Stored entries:
## START
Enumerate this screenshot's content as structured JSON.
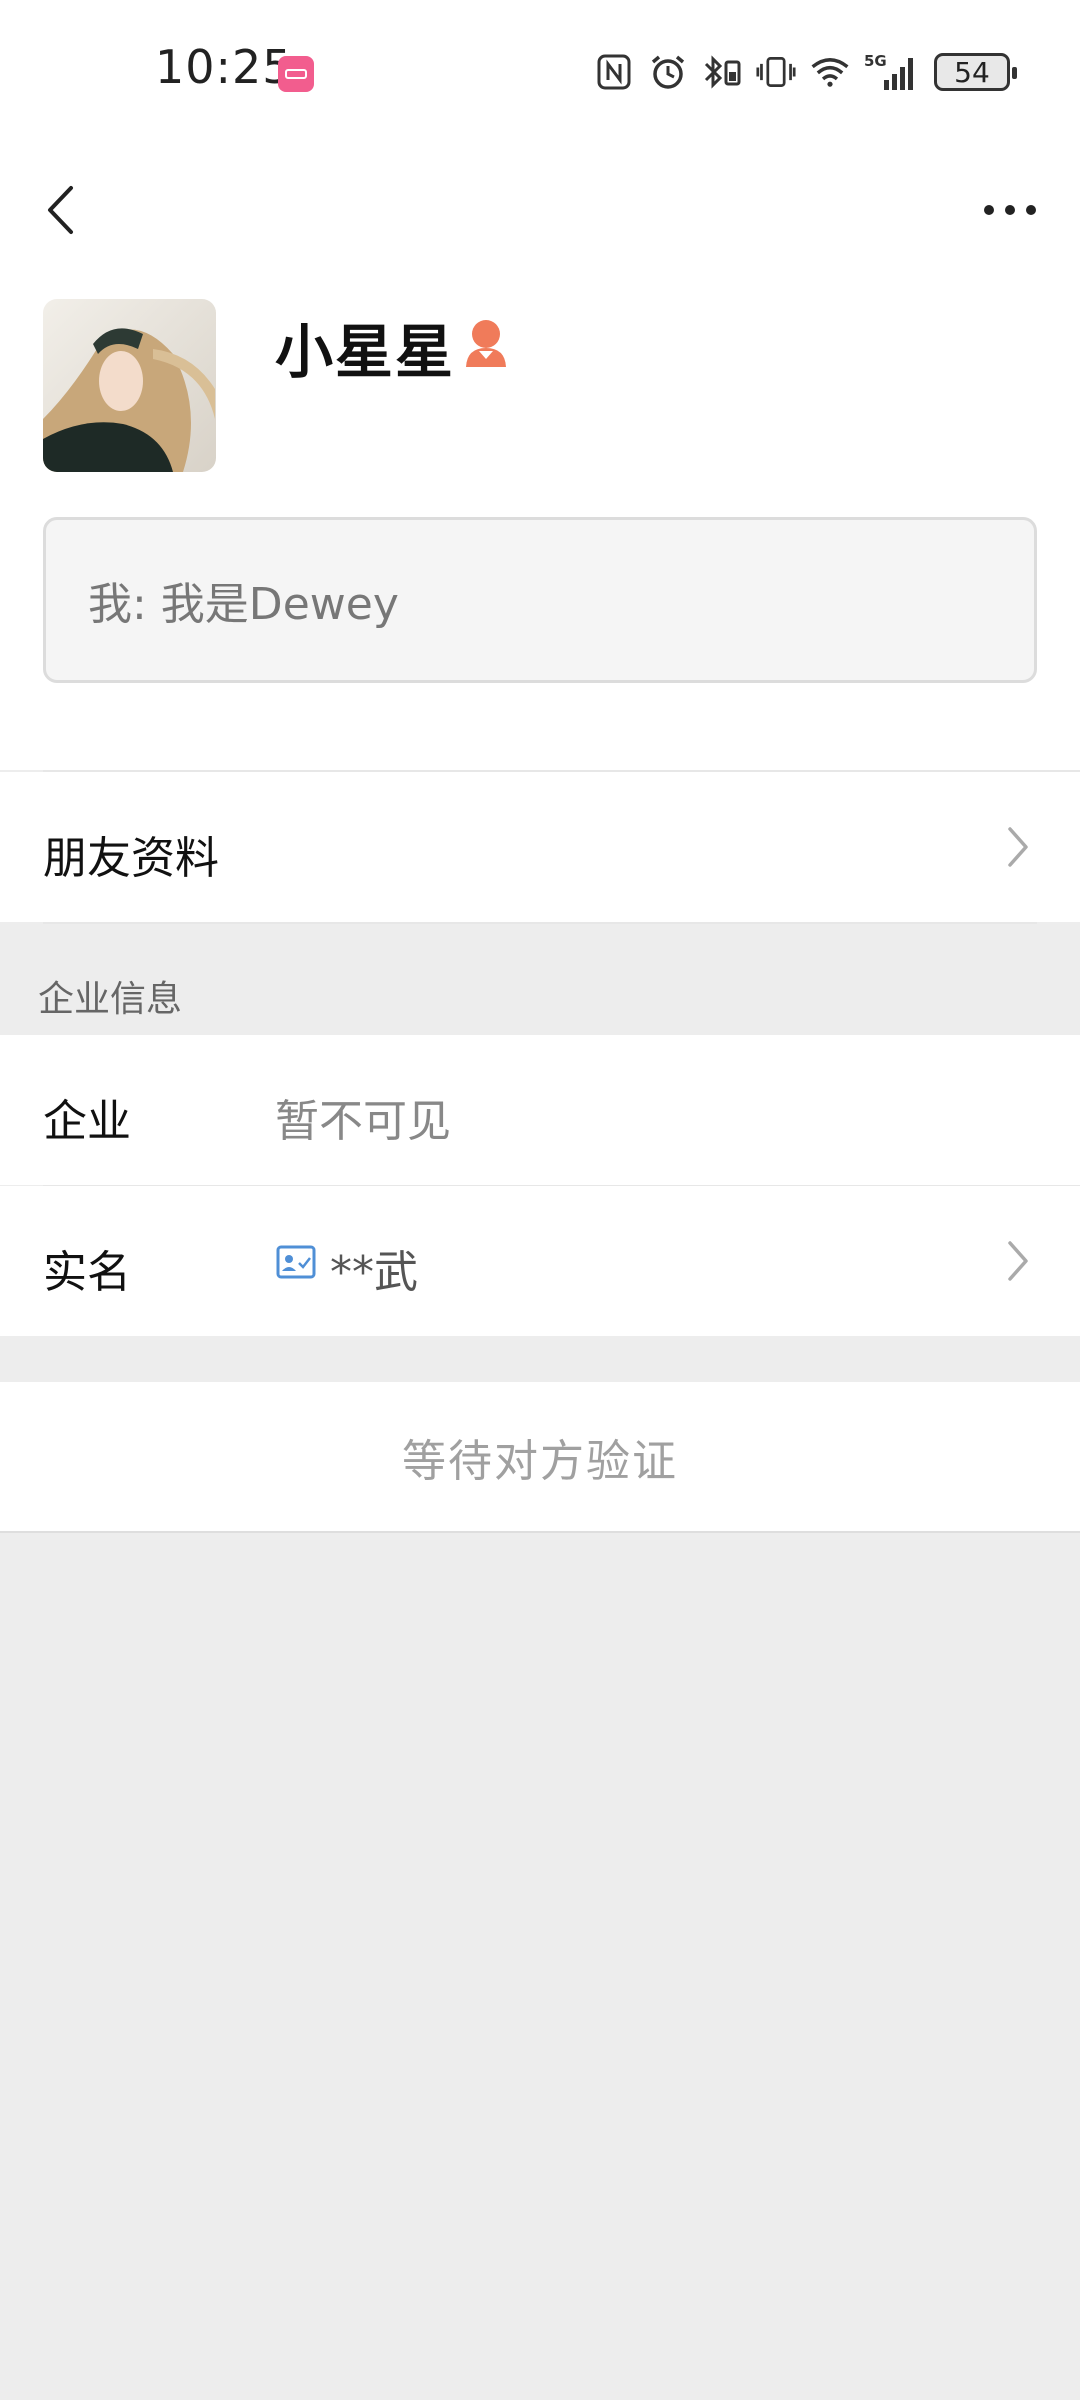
{
  "status_bar": {
    "time": "10:25",
    "battery": "54",
    "network": "5G",
    "icons": [
      "nfc-icon",
      "alarm-icon",
      "bluetooth-icon",
      "vibrate-icon",
      "wifi-icon",
      "signal-icon",
      "battery-icon"
    ]
  },
  "header": {
    "back_icon": "chevron-left-icon",
    "more_icon": "more-horizontal-icon"
  },
  "profile": {
    "nickname": "小星星",
    "gender_icon": "female-icon",
    "gender_color": "#f07b5a",
    "note": "我: 我是Dewey"
  },
  "friend_info": {
    "label": "朋友资料"
  },
  "enterprise": {
    "section_title": "企业信息",
    "company_label": "企业",
    "company_value": "暂不可见",
    "realname_label": "实名",
    "realname_value": "**武",
    "realname_icon": "id-card-icon",
    "realname_icon_color": "#4f8fd6"
  },
  "action": {
    "verify_label": "等待对方验证"
  }
}
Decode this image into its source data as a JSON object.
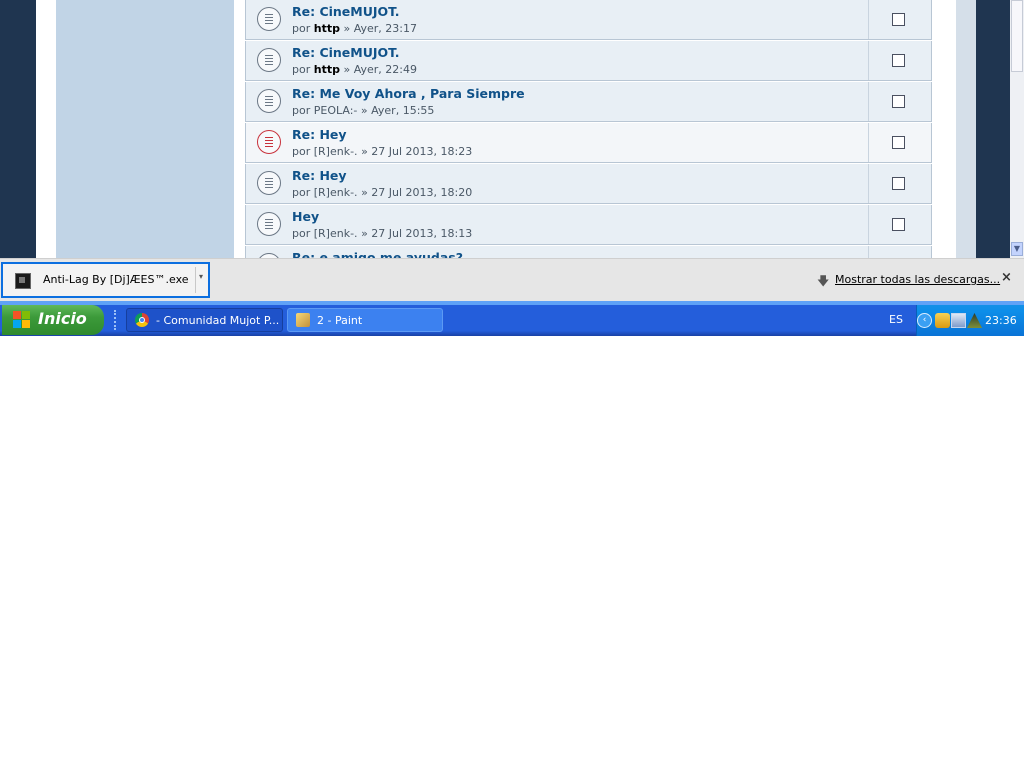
{
  "forum": {
    "posts": [
      {
        "title": "Re: CineMUJOT.",
        "author": "http",
        "author_bold": true,
        "date": "Ayer, 23:17",
        "hot": false
      },
      {
        "title": "Re: CineMUJOT.",
        "author": "http",
        "author_bold": true,
        "date": "Ayer, 22:49",
        "hot": false
      },
      {
        "title": "Re: Me Voy Ahora , Para Siempre",
        "author": "PEOLA:-",
        "author_bold": false,
        "date": "Ayer, 15:55",
        "hot": false
      },
      {
        "title": "Re: Hey",
        "author": "[R]enk-.",
        "author_bold": false,
        "date": "27 Jul 2013, 18:23",
        "hot": true
      },
      {
        "title": "Re: Hey",
        "author": "[R]enk-.",
        "author_bold": false,
        "date": "27 Jul 2013, 18:20",
        "hot": false
      },
      {
        "title": "Hey",
        "author": "[R]enk-.",
        "author_bold": false,
        "date": "27 Jul 2013, 18:13",
        "hot": false
      },
      {
        "title": "Re: e amigo me ayudas?",
        "author": "",
        "author_bold": false,
        "date": "",
        "hot": false
      }
    ],
    "by_word": "por",
    "sep": "»"
  },
  "download_bar": {
    "file_name": "Anti-Lag By [Dj]ÆES™.exe",
    "show_all": "Mostrar todas las descargas...",
    "close": "×",
    "caret": "▾",
    "arrow": "🡇"
  },
  "taskbar": {
    "start_label": "Inicio",
    "tasks": [
      {
        "label": "- Comunidad Mujot P...",
        "icon": "chrome-icon"
      },
      {
        "label": "2 - Paint",
        "icon": "paint-icon"
      }
    ],
    "language": "ES",
    "clock": "23:36",
    "tray_expand": "‹"
  },
  "scroll": {
    "down_glyph": "▼"
  },
  "colors": {
    "page_bg": "#1f3550",
    "sidebar": "#c1d4e6",
    "link": "#105289",
    "accent_blue": "#0c6fe0",
    "taskbar": "#245edb",
    "start_green": "#3c9a3a"
  }
}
## END
_Written instruction_
Quote the records above exactly, leaving out any pictures.

_Correct response_
Enumerate this screenshot's content as structured JSON.
{
  "status_bar": {
    "time": "10:25",
    "battery": "54",
    "network": "5G",
    "icons": [
      "nfc-icon",
      "alarm-icon",
      "bluetooth-icon",
      "vibrate-icon",
      "wifi-icon",
      "signal-icon",
      "battery-icon"
    ]
  },
  "header": {
    "back_icon": "chevron-left-icon",
    "more_icon": "more-horizontal-icon"
  },
  "profile": {
    "nickname": "小星星",
    "gender_icon": "female-icon",
    "gender_color": "#f07b5a",
    "note": "我: 我是Dewey"
  },
  "friend_info": {
    "label": "朋友资料"
  },
  "enterprise": {
    "section_title": "企业信息",
    "company_label": "企业",
    "company_value": "暂不可见",
    "realname_label": "实名",
    "realname_value": "**武",
    "realname_icon": "id-card-icon",
    "realname_icon_color": "#4f8fd6"
  },
  "action": {
    "verify_label": "等待对方验证"
  }
}
Decode this image into its source data as a JSON object.
{
  "forum": {
    "posts": [
      {
        "title": "Re: CineMUJOT.",
        "author": "http",
        "author_bold": true,
        "date": "Ayer, 23:17",
        "hot": false
      },
      {
        "title": "Re: CineMUJOT.",
        "author": "http",
        "author_bold": true,
        "date": "Ayer, 22:49",
        "hot": false
      },
      {
        "title": "Re: Me Voy Ahora , Para Siempre",
        "author": "PEOLA:-",
        "author_bold": false,
        "date": "Ayer, 15:55",
        "hot": false
      },
      {
        "title": "Re: Hey",
        "author": "[R]enk-.",
        "author_bold": false,
        "date": "27 Jul 2013, 18:23",
        "hot": true
      },
      {
        "title": "Re: Hey",
        "author": "[R]enk-.",
        "author_bold": false,
        "date": "27 Jul 2013, 18:20",
        "hot": false
      },
      {
        "title": "Hey",
        "author": "[R]enk-.",
        "author_bold": false,
        "date": "27 Jul 2013, 18:13",
        "hot": false
      },
      {
        "title": "Re: e amigo me ayudas?",
        "author": "",
        "author_bold": false,
        "date": "",
        "hot": false
      }
    ],
    "by_word": "por",
    "sep": "»"
  },
  "download_bar": {
    "file_name": "Anti-Lag By [Dj]ÆES™.exe",
    "show_all": "Mostrar todas las descargas...",
    "close": "×",
    "caret": "▾",
    "arrow": "🡇"
  },
  "taskbar": {
    "start_label": "Inicio",
    "tasks": [
      {
        "label": "- Comunidad Mujot P...",
        "icon": "chrome-icon"
      },
      {
        "label": "2 - Paint",
        "icon": "paint-icon"
      }
    ],
    "language": "ES",
    "clock": "23:36",
    "tray_expand": "‹"
  },
  "scroll": {
    "down_glyph": "▼"
  },
  "colors": {
    "page_bg": "#1f3550",
    "sidebar": "#c1d4e6",
    "link": "#105289",
    "accent_blue": "#0c6fe0",
    "taskbar": "#245edb",
    "start_green": "#3c9a3a"
  }
}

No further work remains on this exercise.